Figure record extracts
## start
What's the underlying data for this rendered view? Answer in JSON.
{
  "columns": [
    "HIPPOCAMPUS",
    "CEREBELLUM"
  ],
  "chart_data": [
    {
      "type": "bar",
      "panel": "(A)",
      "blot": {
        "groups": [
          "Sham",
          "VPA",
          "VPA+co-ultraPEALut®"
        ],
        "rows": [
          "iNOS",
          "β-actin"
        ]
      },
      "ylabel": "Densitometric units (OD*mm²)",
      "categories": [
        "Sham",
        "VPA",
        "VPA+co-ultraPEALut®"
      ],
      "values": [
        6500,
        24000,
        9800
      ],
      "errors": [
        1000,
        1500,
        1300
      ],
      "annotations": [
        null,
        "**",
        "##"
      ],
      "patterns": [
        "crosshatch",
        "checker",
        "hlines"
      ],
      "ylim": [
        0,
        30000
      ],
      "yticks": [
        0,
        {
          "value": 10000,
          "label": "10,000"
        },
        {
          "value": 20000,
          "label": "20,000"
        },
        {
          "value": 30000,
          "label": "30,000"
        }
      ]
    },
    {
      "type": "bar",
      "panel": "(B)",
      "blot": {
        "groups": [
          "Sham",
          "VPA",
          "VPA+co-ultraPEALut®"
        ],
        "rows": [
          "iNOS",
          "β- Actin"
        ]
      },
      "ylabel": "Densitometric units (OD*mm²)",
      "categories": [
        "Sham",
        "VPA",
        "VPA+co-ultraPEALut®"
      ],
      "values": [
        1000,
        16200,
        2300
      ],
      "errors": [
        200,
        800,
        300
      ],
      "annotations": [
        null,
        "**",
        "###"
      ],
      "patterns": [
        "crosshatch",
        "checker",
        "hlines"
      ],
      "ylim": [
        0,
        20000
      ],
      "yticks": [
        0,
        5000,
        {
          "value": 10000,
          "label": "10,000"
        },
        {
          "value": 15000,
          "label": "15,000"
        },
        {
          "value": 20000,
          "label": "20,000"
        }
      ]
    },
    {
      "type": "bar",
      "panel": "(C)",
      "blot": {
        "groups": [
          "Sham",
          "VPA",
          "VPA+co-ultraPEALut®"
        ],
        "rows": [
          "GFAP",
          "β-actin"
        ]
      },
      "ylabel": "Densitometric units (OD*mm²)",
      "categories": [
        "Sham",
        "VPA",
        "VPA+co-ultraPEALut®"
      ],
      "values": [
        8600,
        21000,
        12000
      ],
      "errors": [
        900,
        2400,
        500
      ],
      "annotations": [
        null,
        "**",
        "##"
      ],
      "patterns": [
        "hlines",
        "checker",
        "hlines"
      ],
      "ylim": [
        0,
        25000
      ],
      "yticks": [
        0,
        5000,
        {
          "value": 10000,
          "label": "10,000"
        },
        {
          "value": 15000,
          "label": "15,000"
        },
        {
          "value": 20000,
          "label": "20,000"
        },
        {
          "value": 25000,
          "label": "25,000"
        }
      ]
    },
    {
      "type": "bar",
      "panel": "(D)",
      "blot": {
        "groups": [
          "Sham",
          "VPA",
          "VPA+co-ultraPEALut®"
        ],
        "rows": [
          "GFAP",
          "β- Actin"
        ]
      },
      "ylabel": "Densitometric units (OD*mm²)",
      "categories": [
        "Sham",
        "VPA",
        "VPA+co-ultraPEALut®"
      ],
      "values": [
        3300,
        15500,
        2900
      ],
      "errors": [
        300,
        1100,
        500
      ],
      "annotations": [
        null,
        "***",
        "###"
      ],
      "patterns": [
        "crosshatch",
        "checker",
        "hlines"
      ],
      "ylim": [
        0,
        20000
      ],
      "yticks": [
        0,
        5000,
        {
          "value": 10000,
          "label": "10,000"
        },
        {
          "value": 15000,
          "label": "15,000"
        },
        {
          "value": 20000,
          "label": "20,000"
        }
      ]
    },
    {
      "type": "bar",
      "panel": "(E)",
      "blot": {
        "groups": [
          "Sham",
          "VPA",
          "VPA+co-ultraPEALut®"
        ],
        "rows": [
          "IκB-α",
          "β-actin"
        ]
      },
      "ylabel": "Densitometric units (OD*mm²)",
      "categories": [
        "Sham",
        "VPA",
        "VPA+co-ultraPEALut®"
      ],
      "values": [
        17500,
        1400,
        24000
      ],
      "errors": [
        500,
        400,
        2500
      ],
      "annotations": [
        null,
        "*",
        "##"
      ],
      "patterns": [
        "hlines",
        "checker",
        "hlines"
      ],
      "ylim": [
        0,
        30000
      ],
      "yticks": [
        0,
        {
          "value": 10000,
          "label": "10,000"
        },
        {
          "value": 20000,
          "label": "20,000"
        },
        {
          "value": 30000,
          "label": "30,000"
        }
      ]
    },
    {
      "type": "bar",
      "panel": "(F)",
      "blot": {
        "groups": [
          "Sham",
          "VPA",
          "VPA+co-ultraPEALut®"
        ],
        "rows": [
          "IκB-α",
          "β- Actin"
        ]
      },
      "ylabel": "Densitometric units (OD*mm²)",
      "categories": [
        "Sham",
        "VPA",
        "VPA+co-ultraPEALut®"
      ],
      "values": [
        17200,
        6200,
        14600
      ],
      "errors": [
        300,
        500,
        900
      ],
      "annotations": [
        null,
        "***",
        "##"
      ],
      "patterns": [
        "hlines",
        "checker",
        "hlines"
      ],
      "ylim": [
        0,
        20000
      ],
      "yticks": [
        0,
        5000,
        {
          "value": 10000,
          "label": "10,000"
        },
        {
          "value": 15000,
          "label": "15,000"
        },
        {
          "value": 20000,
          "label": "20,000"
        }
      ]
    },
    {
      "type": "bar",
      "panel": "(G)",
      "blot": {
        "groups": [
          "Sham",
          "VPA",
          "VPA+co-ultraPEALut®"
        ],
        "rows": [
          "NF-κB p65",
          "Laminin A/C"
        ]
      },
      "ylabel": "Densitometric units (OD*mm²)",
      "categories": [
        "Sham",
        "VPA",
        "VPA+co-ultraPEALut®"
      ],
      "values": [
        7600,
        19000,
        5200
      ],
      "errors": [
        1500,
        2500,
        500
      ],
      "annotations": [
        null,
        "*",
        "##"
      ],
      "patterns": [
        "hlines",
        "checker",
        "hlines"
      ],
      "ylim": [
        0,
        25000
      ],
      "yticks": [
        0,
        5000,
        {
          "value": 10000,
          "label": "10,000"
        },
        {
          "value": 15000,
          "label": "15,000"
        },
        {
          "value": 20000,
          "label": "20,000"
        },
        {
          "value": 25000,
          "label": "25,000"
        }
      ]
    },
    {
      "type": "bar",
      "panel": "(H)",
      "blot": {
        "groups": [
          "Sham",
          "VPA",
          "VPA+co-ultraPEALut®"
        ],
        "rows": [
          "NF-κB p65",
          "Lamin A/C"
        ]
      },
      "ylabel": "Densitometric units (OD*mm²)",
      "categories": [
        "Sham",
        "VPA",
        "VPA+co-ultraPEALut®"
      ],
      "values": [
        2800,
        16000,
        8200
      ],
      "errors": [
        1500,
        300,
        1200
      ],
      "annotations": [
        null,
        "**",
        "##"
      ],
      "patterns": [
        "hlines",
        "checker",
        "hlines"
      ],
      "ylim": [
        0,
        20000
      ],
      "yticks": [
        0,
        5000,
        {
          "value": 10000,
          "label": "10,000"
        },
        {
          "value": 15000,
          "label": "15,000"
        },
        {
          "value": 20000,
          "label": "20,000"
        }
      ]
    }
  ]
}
## end
## What you are asked to do:
Would you reproduce the material above in full, exactly as given?

## Finished exercise:
What's the underlying data for this rendered view? Answer in JSON.
{
  "columns": [
    "HIPPOCAMPUS",
    "CEREBELLUM"
  ],
  "chart_data": [
    {
      "type": "bar",
      "panel": "(A)",
      "blot": {
        "groups": [
          "Sham",
          "VPA",
          "VPA+co-ultraPEALut®"
        ],
        "rows": [
          "iNOS",
          "β-actin"
        ]
      },
      "ylabel": "Densitometric units (OD*mm²)",
      "categories": [
        "Sham",
        "VPA",
        "VPA+co-ultraPEALut®"
      ],
      "values": [
        6500,
        24000,
        9800
      ],
      "errors": [
        1000,
        1500,
        1300
      ],
      "annotations": [
        null,
        "**",
        "##"
      ],
      "patterns": [
        "crosshatch",
        "checker",
        "hlines"
      ],
      "ylim": [
        0,
        30000
      ],
      "yticks": [
        0,
        {
          "value": 10000,
          "label": "10,000"
        },
        {
          "value": 20000,
          "label": "20,000"
        },
        {
          "value": 30000,
          "label": "30,000"
        }
      ]
    },
    {
      "type": "bar",
      "panel": "(B)",
      "blot": {
        "groups": [
          "Sham",
          "VPA",
          "VPA+co-ultraPEALut®"
        ],
        "rows": [
          "iNOS",
          "β- Actin"
        ]
      },
      "ylabel": "Densitometric units (OD*mm²)",
      "categories": [
        "Sham",
        "VPA",
        "VPA+co-ultraPEALut®"
      ],
      "values": [
        1000,
        16200,
        2300
      ],
      "errors": [
        200,
        800,
        300
      ],
      "annotations": [
        null,
        "**",
        "###"
      ],
      "patterns": [
        "crosshatch",
        "checker",
        "hlines"
      ],
      "ylim": [
        0,
        20000
      ],
      "yticks": [
        0,
        5000,
        {
          "value": 10000,
          "label": "10,000"
        },
        {
          "value": 15000,
          "label": "15,000"
        },
        {
          "value": 20000,
          "label": "20,000"
        }
      ]
    },
    {
      "type": "bar",
      "panel": "(C)",
      "blot": {
        "groups": [
          "Sham",
          "VPA",
          "VPA+co-ultraPEALut®"
        ],
        "rows": [
          "GFAP",
          "β-actin"
        ]
      },
      "ylabel": "Densitometric units (OD*mm²)",
      "categories": [
        "Sham",
        "VPA",
        "VPA+co-ultraPEALut®"
      ],
      "values": [
        8600,
        21000,
        12000
      ],
      "errors": [
        900,
        2400,
        500
      ],
      "annotations": [
        null,
        "**",
        "##"
      ],
      "patterns": [
        "hlines",
        "checker",
        "hlines"
      ],
      "ylim": [
        0,
        25000
      ],
      "yticks": [
        0,
        5000,
        {
          "value": 10000,
          "label": "10,000"
        },
        {
          "value": 15000,
          "label": "15,000"
        },
        {
          "value": 20000,
          "label": "20,000"
        },
        {
          "value": 25000,
          "label": "25,000"
        }
      ]
    },
    {
      "type": "bar",
      "panel": "(D)",
      "blot": {
        "groups": [
          "Sham",
          "VPA",
          "VPA+co-ultraPEALut®"
        ],
        "rows": [
          "GFAP",
          "β- Actin"
        ]
      },
      "ylabel": "Densitometric units (OD*mm²)",
      "categories": [
        "Sham",
        "VPA",
        "VPA+co-ultraPEALut®"
      ],
      "values": [
        3300,
        15500,
        2900
      ],
      "errors": [
        300,
        1100,
        500
      ],
      "annotations": [
        null,
        "***",
        "###"
      ],
      "patterns": [
        "crosshatch",
        "checker",
        "hlines"
      ],
      "ylim": [
        0,
        20000
      ],
      "yticks": [
        0,
        5000,
        {
          "value": 10000,
          "label": "10,000"
        },
        {
          "value": 15000,
          "label": "15,000"
        },
        {
          "value": 20000,
          "label": "20,000"
        }
      ]
    },
    {
      "type": "bar",
      "panel": "(E)",
      "blot": {
        "groups": [
          "Sham",
          "VPA",
          "VPA+co-ultraPEALut®"
        ],
        "rows": [
          "IκB-α",
          "β-actin"
        ]
      },
      "ylabel": "Densitometric units (OD*mm²)",
      "categories": [
        "Sham",
        "VPA",
        "VPA+co-ultraPEALut®"
      ],
      "values": [
        17500,
        1400,
        24000
      ],
      "errors": [
        500,
        400,
        2500
      ],
      "annotations": [
        null,
        "*",
        "##"
      ],
      "patterns": [
        "hlines",
        "checker",
        "hlines"
      ],
      "ylim": [
        0,
        30000
      ],
      "yticks": [
        0,
        {
          "value": 10000,
          "label": "10,000"
        },
        {
          "value": 20000,
          "label": "20,000"
        },
        {
          "value": 30000,
          "label": "30,000"
        }
      ]
    },
    {
      "type": "bar",
      "panel": "(F)",
      "blot": {
        "groups": [
          "Sham",
          "VPA",
          "VPA+co-ultraPEALut®"
        ],
        "rows": [
          "IκB-α",
          "β- Actin"
        ]
      },
      "ylabel": "Densitometric units (OD*mm²)",
      "categories": [
        "Sham",
        "VPA",
        "VPA+co-ultraPEALut®"
      ],
      "values": [
        17200,
        6200,
        14600
      ],
      "errors": [
        300,
        500,
        900
      ],
      "annotations": [
        null,
        "***",
        "##"
      ],
      "patterns": [
        "hlines",
        "checker",
        "hlines"
      ],
      "ylim": [
        0,
        20000
      ],
      "yticks": [
        0,
        5000,
        {
          "value": 10000,
          "label": "10,000"
        },
        {
          "value": 15000,
          "label": "15,000"
        },
        {
          "value": 20000,
          "label": "20,000"
        }
      ]
    },
    {
      "type": "bar",
      "panel": "(G)",
      "blot": {
        "groups": [
          "Sham",
          "VPA",
          "VPA+co-ultraPEALut®"
        ],
        "rows": [
          "NF-κB p65",
          "Laminin A/C"
        ]
      },
      "ylabel": "Densitometric units (OD*mm²)",
      "categories": [
        "Sham",
        "VPA",
        "VPA+co-ultraPEALut®"
      ],
      "values": [
        7600,
        19000,
        5200
      ],
      "errors": [
        1500,
        2500,
        500
      ],
      "annotations": [
        null,
        "*",
        "##"
      ],
      "patterns": [
        "hlines",
        "checker",
        "hlines"
      ],
      "ylim": [
        0,
        25000
      ],
      "yticks": [
        0,
        5000,
        {
          "value": 10000,
          "label": "10,000"
        },
        {
          "value": 15000,
          "label": "15,000"
        },
        {
          "value": 20000,
          "label": "20,000"
        },
        {
          "value": 25000,
          "label": "25,000"
        }
      ]
    },
    {
      "type": "bar",
      "panel": "(H)",
      "blot": {
        "groups": [
          "Sham",
          "VPA",
          "VPA+co-ultraPEALut®"
        ],
        "rows": [
          "NF-κB p65",
          "Lamin A/C"
        ]
      },
      "ylabel": "Densitometric units (OD*mm²)",
      "categories": [
        "Sham",
        "VPA",
        "VPA+co-ultraPEALut®"
      ],
      "values": [
        2800,
        16000,
        8200
      ],
      "errors": [
        1500,
        300,
        1200
      ],
      "annotations": [
        null,
        "**",
        "##"
      ],
      "patterns": [
        "hlines",
        "checker",
        "hlines"
      ],
      "ylim": [
        0,
        20000
      ],
      "yticks": [
        0,
        5000,
        {
          "value": 10000,
          "label": "10,000"
        },
        {
          "value": 15000,
          "label": "15,000"
        },
        {
          "value": 20000,
          "label": "20,000"
        }
      ]
    }
  ]
}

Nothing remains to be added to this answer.